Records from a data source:

— Begin —

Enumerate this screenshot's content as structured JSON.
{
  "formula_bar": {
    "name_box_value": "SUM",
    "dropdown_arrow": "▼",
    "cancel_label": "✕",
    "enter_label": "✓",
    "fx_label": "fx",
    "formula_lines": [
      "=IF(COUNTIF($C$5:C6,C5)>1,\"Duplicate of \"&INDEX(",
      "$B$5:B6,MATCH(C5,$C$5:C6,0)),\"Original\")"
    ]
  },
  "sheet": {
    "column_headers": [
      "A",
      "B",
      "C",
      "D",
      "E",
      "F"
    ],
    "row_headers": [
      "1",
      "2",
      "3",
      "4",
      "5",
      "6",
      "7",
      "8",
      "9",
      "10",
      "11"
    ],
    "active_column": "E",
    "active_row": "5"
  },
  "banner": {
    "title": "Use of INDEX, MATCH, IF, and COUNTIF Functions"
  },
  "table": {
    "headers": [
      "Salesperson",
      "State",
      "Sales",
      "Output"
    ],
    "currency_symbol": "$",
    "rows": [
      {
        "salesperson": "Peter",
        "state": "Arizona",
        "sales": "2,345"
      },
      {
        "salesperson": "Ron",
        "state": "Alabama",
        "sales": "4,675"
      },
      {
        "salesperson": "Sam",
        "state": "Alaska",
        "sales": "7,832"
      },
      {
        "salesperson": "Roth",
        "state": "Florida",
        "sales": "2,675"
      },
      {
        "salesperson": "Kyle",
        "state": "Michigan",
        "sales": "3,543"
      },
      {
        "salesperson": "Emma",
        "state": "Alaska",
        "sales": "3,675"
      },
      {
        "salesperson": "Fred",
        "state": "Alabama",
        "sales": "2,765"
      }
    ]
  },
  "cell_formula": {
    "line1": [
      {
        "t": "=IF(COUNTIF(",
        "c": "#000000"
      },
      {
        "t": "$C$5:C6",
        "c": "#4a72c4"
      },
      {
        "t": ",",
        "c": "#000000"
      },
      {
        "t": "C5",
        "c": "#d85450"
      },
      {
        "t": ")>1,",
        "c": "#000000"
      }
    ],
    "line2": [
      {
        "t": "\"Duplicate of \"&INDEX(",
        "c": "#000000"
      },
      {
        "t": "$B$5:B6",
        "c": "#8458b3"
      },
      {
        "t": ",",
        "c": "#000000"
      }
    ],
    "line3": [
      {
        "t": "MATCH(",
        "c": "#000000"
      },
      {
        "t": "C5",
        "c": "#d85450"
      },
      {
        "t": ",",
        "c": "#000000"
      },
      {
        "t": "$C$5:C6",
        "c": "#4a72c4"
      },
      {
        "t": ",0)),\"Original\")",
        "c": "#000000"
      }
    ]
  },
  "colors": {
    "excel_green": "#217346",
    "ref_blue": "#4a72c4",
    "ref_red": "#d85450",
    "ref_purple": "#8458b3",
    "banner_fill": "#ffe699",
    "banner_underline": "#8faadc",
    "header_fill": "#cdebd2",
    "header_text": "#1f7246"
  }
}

— End —

STATED EXERCISE
Each line of the data that includes the word "MATCH" counts once; report the total and nothing more.

ANSWER TO THE PROBLEM
3